GIVEN TASK :: Copy out every line exactly as given.

DATA LISTING ::
━━━

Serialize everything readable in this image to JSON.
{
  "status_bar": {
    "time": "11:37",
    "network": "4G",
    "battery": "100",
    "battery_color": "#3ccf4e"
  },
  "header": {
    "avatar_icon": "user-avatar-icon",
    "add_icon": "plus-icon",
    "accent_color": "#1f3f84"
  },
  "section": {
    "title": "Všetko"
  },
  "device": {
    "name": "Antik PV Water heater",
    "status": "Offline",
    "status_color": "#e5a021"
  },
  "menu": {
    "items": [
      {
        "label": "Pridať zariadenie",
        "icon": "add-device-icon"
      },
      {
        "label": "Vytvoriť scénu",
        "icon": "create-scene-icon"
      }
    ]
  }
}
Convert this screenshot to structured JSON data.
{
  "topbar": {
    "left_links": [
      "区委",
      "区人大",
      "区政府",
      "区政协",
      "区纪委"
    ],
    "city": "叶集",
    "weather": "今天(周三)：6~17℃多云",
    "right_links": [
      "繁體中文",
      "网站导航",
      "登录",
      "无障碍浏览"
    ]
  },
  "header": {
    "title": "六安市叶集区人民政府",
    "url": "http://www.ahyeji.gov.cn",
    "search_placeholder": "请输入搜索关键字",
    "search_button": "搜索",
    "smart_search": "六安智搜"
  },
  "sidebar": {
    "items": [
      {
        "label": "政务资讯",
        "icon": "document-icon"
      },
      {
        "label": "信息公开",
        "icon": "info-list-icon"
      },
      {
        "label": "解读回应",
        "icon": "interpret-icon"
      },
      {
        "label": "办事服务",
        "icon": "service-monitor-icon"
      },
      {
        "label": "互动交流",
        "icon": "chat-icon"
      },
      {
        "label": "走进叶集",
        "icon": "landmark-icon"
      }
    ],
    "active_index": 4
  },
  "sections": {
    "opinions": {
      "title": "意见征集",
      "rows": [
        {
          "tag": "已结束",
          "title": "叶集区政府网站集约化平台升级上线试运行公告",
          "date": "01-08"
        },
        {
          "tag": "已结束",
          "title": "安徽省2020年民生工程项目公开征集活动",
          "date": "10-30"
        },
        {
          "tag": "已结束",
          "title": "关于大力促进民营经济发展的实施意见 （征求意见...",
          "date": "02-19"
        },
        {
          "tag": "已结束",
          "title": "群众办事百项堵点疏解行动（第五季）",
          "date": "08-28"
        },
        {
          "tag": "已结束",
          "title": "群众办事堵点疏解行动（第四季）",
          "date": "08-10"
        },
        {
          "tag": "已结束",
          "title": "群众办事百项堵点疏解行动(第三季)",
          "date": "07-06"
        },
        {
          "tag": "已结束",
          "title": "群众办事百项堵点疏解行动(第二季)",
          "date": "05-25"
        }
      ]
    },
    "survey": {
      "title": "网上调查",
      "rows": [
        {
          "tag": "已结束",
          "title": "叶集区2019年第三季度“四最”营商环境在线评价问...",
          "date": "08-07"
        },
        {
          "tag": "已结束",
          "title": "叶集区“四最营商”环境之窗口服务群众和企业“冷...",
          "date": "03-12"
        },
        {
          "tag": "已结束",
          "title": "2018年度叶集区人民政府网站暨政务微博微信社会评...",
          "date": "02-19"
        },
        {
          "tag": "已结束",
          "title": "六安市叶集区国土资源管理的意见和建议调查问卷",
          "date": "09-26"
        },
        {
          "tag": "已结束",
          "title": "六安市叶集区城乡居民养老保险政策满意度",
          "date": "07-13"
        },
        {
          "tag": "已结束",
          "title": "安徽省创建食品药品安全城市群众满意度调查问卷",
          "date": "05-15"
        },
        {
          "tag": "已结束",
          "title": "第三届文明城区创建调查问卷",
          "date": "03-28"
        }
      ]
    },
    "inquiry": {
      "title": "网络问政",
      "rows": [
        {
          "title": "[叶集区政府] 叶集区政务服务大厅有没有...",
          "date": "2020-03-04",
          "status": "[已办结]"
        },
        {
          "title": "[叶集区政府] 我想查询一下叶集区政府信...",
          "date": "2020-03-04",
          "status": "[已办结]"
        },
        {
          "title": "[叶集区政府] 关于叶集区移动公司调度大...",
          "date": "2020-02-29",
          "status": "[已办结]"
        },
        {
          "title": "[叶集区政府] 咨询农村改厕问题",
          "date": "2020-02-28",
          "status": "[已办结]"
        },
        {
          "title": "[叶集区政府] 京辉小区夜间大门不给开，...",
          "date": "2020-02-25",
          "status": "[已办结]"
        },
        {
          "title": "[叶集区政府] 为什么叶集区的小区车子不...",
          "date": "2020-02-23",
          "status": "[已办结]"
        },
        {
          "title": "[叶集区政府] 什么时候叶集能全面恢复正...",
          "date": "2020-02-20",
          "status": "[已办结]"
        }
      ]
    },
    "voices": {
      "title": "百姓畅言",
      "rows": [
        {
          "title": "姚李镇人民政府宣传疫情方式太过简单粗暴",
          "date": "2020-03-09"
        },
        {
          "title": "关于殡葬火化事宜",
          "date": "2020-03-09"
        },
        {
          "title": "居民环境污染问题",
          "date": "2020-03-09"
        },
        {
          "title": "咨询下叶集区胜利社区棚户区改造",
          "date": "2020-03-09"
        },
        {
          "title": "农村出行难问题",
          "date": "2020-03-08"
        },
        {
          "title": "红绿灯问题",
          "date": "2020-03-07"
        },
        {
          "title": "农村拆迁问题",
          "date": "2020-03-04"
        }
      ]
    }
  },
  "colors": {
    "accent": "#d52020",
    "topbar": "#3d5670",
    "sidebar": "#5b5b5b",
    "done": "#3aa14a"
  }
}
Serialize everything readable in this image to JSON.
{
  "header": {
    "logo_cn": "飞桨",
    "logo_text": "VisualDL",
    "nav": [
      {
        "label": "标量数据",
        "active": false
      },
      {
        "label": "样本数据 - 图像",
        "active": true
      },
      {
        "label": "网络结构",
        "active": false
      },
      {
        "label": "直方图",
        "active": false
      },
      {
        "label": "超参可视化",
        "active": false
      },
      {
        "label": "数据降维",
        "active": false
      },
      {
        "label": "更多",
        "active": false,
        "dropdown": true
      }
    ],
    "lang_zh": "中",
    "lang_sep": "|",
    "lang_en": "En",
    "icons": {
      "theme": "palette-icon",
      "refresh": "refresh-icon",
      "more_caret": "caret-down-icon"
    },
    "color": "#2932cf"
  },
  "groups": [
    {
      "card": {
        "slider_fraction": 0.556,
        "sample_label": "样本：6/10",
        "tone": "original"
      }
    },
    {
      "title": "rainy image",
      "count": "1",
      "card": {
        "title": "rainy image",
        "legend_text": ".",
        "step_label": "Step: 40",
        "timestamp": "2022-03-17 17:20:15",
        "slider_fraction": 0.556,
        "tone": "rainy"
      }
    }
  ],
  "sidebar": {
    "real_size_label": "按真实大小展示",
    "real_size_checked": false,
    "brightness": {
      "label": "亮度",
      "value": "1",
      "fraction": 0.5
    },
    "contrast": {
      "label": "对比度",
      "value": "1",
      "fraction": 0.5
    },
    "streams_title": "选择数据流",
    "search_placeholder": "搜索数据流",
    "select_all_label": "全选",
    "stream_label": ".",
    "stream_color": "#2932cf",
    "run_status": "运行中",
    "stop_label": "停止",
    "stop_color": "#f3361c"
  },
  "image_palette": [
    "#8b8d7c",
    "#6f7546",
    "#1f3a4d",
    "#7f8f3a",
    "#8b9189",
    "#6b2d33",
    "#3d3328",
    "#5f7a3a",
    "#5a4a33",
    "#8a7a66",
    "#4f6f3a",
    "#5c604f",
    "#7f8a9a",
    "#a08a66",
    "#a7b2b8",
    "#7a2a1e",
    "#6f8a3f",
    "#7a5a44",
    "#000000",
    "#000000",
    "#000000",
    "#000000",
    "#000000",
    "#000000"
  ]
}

━━━

RESULT FOR THIS TASK ::
Serialize everything readable in this image to JSON.
{
  "status_bar": {
    "time": "11:37",
    "network": "4G",
    "battery": "100",
    "battery_color": "#3ccf4e"
  },
  "header": {
    "avatar_icon": "user-avatar-icon",
    "add_icon": "plus-icon",
    "accent_color": "#1f3f84"
  },
  "section": {
    "title": "Všetko"
  },
  "device": {
    "name": "Antik PV Water heater",
    "status": "Offline",
    "status_color": "#e5a021"
  },
  "menu": {
    "items": [
      {
        "label": "Pridať zariadenie",
        "icon": "add-device-icon"
      },
      {
        "label": "Vytvoriť scénu",
        "icon": "create-scene-icon"
      }
    ]
  }
}
Convert this screenshot to structured JSON data.
{
  "topbar": {
    "left_links": [
      "区委",
      "区人大",
      "区政府",
      "区政协",
      "区纪委"
    ],
    "city": "叶集",
    "weather": "今天(周三)：6~17℃多云",
    "right_links": [
      "繁體中文",
      "网站导航",
      "登录",
      "无障碍浏览"
    ]
  },
  "header": {
    "title": "六安市叶集区人民政府",
    "url": "http://www.ahyeji.gov.cn",
    "search_placeholder": "请输入搜索关键字",
    "search_button": "搜索",
    "smart_search": "六安智搜"
  },
  "sidebar": {
    "items": [
      {
        "label": "政务资讯",
        "icon": "document-icon"
      },
      {
        "label": "信息公开",
        "icon": "info-list-icon"
      },
      {
        "label": "解读回应",
        "icon": "interpret-icon"
      },
      {
        "label": "办事服务",
        "icon": "service-monitor-icon"
      },
      {
        "label": "互动交流",
        "icon": "chat-icon"
      },
      {
        "label": "走进叶集",
        "icon": "landmark-icon"
      }
    ],
    "active_index": 4
  },
  "sections": {
    "opinions": {
      "title": "意见征集",
      "rows": [
        {
          "tag": "已结束",
          "title": "叶集区政府网站集约化平台升级上线试运行公告",
          "date": "01-08"
        },
        {
          "tag": "已结束",
          "title": "安徽省2020年民生工程项目公开征集活动",
          "date": "10-30"
        },
        {
          "tag": "已结束",
          "title": "关于大力促进民营经济发展的实施意见 （征求意见...",
          "date": "02-19"
        },
        {
          "tag": "已结束",
          "title": "群众办事百项堵点疏解行动（第五季）",
          "date": "08-28"
        },
        {
          "tag": "已结束",
          "title": "群众办事堵点疏解行动（第四季）",
          "date": "08-10"
        },
        {
          "tag": "已结束",
          "title": "群众办事百项堵点疏解行动(第三季)",
          "date": "07-06"
        },
        {
          "tag": "已结束",
          "title": "群众办事百项堵点疏解行动(第二季)",
          "date": "05-25"
        }
      ]
    },
    "survey": {
      "title": "网上调查",
      "rows": [
        {
          "tag": "已结束",
          "title": "叶集区2019年第三季度“四最”营商环境在线评价问...",
          "date": "08-07"
        },
        {
          "tag": "已结束",
          "title": "叶集区“四最营商”环境之窗口服务群众和企业“冷...",
          "date": "03-12"
        },
        {
          "tag": "已结束",
          "title": "2018年度叶集区人民政府网站暨政务微博微信社会评...",
          "date": "02-19"
        },
        {
          "tag": "已结束",
          "title": "六安市叶集区国土资源管理的意见和建议调查问卷",
          "date": "09-26"
        },
        {
          "tag": "已结束",
          "title": "六安市叶集区城乡居民养老保险政策满意度",
          "date": "07-13"
        },
        {
          "tag": "已结束",
          "title": "安徽省创建食品药品安全城市群众满意度调查问卷",
          "date": "05-15"
        },
        {
          "tag": "已结束",
          "title": "第三届文明城区创建调查问卷",
          "date": "03-28"
        }
      ]
    },
    "inquiry": {
      "title": "网络问政",
      "rows": [
        {
          "title": "[叶集区政府] 叶集区政务服务大厅有没有...",
          "date": "2020-03-04",
          "status": "[已办结]"
        },
        {
          "title": "[叶集区政府] 我想查询一下叶集区政府信...",
          "date": "2020-03-04",
          "status": "[已办结]"
        },
        {
          "title": "[叶集区政府] 关于叶集区移动公司调度大...",
          "date": "2020-02-29",
          "status": "[已办结]"
        },
        {
          "title": "[叶集区政府] 咨询农村改厕问题",
          "date": "2020-02-28",
          "status": "[已办结]"
        },
        {
          "title": "[叶集区政府] 京辉小区夜间大门不给开，...",
          "date": "2020-02-25",
          "status": "[已办结]"
        },
        {
          "title": "[叶集区政府] 为什么叶集区的小区车子不...",
          "date": "2020-02-23",
          "status": "[已办结]"
        },
        {
          "title": "[叶集区政府] 什么时候叶集能全面恢复正...",
          "date": "2020-02-20",
          "status": "[已办结]"
        }
      ]
    },
    "voices": {
      "title": "百姓畅言",
      "rows": [
        {
          "title": "姚李镇人民政府宣传疫情方式太过简单粗暴",
          "date": "2020-03-09"
        },
        {
          "title": "关于殡葬火化事宜",
          "date": "2020-03-09"
        },
        {
          "title": "居民环境污染问题",
          "date": "2020-03-09"
        },
        {
          "title": "咨询下叶集区胜利社区棚户区改造",
          "date": "2020-03-09"
        },
        {
          "title": "农村出行难问题",
          "date": "2020-03-08"
        },
        {
          "title": "红绿灯问题",
          "date": "2020-03-07"
        },
        {
          "title": "农村拆迁问题",
          "date": "2020-03-04"
        }
      ]
    }
  },
  "colors": {
    "accent": "#d52020",
    "topbar": "#3d5670",
    "sidebar": "#5b5b5b",
    "done": "#3aa14a"
  }
}
Serialize everything readable in this image to JSON.
{
  "header": {
    "logo_cn": "飞桨",
    "logo_text": "VisualDL",
    "nav": [
      {
        "label": "标量数据",
        "active": false
      },
      {
        "label": "样本数据 - 图像",
        "active": true
      },
      {
        "label": "网络结构",
        "active": false
      },
      {
        "label": "直方图",
        "active": false
      },
      {
        "label": "超参可视化",
        "active": false
      },
      {
        "label": "数据降维",
        "active": false
      },
      {
        "label": "更多",
        "active": false,
        "dropdown": true
      }
    ],
    "lang_zh": "中",
    "lang_sep": "|",
    "lang_en": "En",
    "icons": {
      "theme": "palette-icon",
      "refresh": "refresh-icon",
      "more_caret": "caret-down-icon"
    },
    "color": "#2932cf"
  },
  "groups": [
    {
      "card": {
        "slider_fraction": 0.556,
        "sample_label": "样本：6/10",
        "tone": "original"
      }
    },
    {
      "title": "rainy image",
      "count": "1",
      "card": {
        "title": "rainy image",
        "legend_text": ".",
        "step_label": "Step: 40",
        "timestamp": "2022-03-17 17:20:15",
        "slider_fraction": 0.556,
        "tone": "rainy"
      }
    }
  ],
  "sidebar": {
    "real_size_label": "按真实大小展示",
    "real_size_checked": false,
    "brightness": {
      "label": "亮度",
      "value": "1",
      "fraction": 0.5
    },
    "contrast": {
      "label": "对比度",
      "value": "1",
      "fraction": 0.5
    },
    "streams_title": "选择数据流",
    "search_placeholder": "搜索数据流",
    "select_all_label": "全选",
    "stream_label": ".",
    "stream_color": "#2932cf",
    "run_status": "运行中",
    "stop_label": "停止",
    "stop_color": "#f3361c"
  },
  "image_palette": [
    "#8b8d7c",
    "#6f7546",
    "#1f3a4d",
    "#7f8f3a",
    "#8b9189",
    "#6b2d33",
    "#3d3328",
    "#5f7a3a",
    "#5a4a33",
    "#8a7a66",
    "#4f6f3a",
    "#5c604f",
    "#7f8a9a",
    "#a08a66",
    "#a7b2b8",
    "#7a2a1e",
    "#6f8a3f",
    "#7a5a44",
    "#000000",
    "#000000",
    "#000000",
    "#000000",
    "#000000",
    "#000000"
  ]
}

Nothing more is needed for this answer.